Problem: Output the entries below exactly as written, omitting pictures.

Material for this exercise:
--- Start ---
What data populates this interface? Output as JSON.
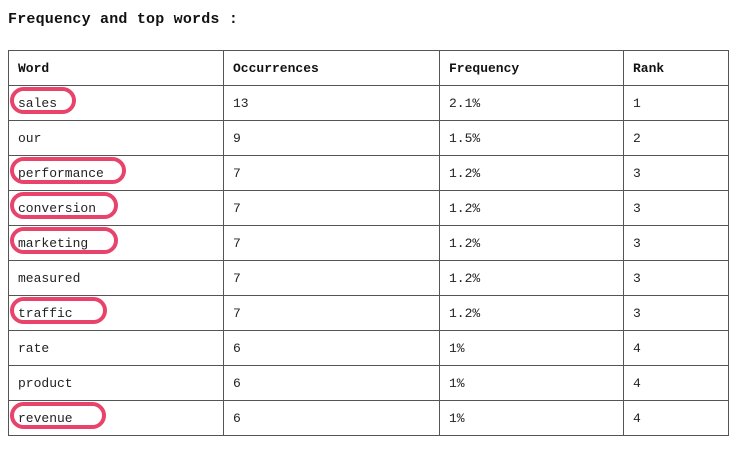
{
  "page": {
    "title": "Frequency and top words :"
  },
  "table": {
    "headers": [
      "Word",
      "Occurrences",
      "Frequency",
      "Rank"
    ],
    "rows": [
      {
        "word": "sales",
        "occurrences": "13",
        "frequency": "2.1%",
        "rank": "1",
        "highlighted": true
      },
      {
        "word": "our",
        "occurrences": "9",
        "frequency": "1.5%",
        "rank": "2",
        "highlighted": false
      },
      {
        "word": "performance",
        "occurrences": "7",
        "frequency": "1.2%",
        "rank": "3",
        "highlighted": true
      },
      {
        "word": "conversion",
        "occurrences": "7",
        "frequency": "1.2%",
        "rank": "3",
        "highlighted": true
      },
      {
        "word": "marketing",
        "occurrences": "7",
        "frequency": "1.2%",
        "rank": "3",
        "highlighted": true
      },
      {
        "word": "measured",
        "occurrences": "7",
        "frequency": "1.2%",
        "rank": "3",
        "highlighted": false
      },
      {
        "word": "traffic",
        "occurrences": "7",
        "frequency": "1.2%",
        "rank": "3",
        "highlighted": true
      },
      {
        "word": "rate",
        "occurrences": "6",
        "frequency": "1%",
        "rank": "4",
        "highlighted": false
      },
      {
        "word": "product",
        "occurrences": "6",
        "frequency": "1%",
        "rank": "4",
        "highlighted": false
      },
      {
        "word": "revenue",
        "occurrences": "6",
        "frequency": "1%",
        "rank": "4",
        "highlighted": true
      }
    ]
  },
  "colors": {
    "highlight": "#e8436b",
    "border": "#555555"
  }
}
--- End ---
Finished exercise:
What data populates this interface? Output as JSON.
{
  "page": {
    "title": "Frequency and top words :"
  },
  "table": {
    "headers": [
      "Word",
      "Occurrences",
      "Frequency",
      "Rank"
    ],
    "rows": [
      {
        "word": "sales",
        "occurrences": "13",
        "frequency": "2.1%",
        "rank": "1",
        "highlighted": true
      },
      {
        "word": "our",
        "occurrences": "9",
        "frequency": "1.5%",
        "rank": "2",
        "highlighted": false
      },
      {
        "word": "performance",
        "occurrences": "7",
        "frequency": "1.2%",
        "rank": "3",
        "highlighted": true
      },
      {
        "word": "conversion",
        "occurrences": "7",
        "frequency": "1.2%",
        "rank": "3",
        "highlighted": true
      },
      {
        "word": "marketing",
        "occurrences": "7",
        "frequency": "1.2%",
        "rank": "3",
        "highlighted": true
      },
      {
        "word": "measured",
        "occurrences": "7",
        "frequency": "1.2%",
        "rank": "3",
        "highlighted": false
      },
      {
        "word": "traffic",
        "occurrences": "7",
        "frequency": "1.2%",
        "rank": "3",
        "highlighted": true
      },
      {
        "word": "rate",
        "occurrences": "6",
        "frequency": "1%",
        "rank": "4",
        "highlighted": false
      },
      {
        "word": "product",
        "occurrences": "6",
        "frequency": "1%",
        "rank": "4",
        "highlighted": false
      },
      {
        "word": "revenue",
        "occurrences": "6",
        "frequency": "1%",
        "rank": "4",
        "highlighted": true
      }
    ]
  },
  "colors": {
    "highlight": "#e8436b",
    "border": "#555555"
  }
}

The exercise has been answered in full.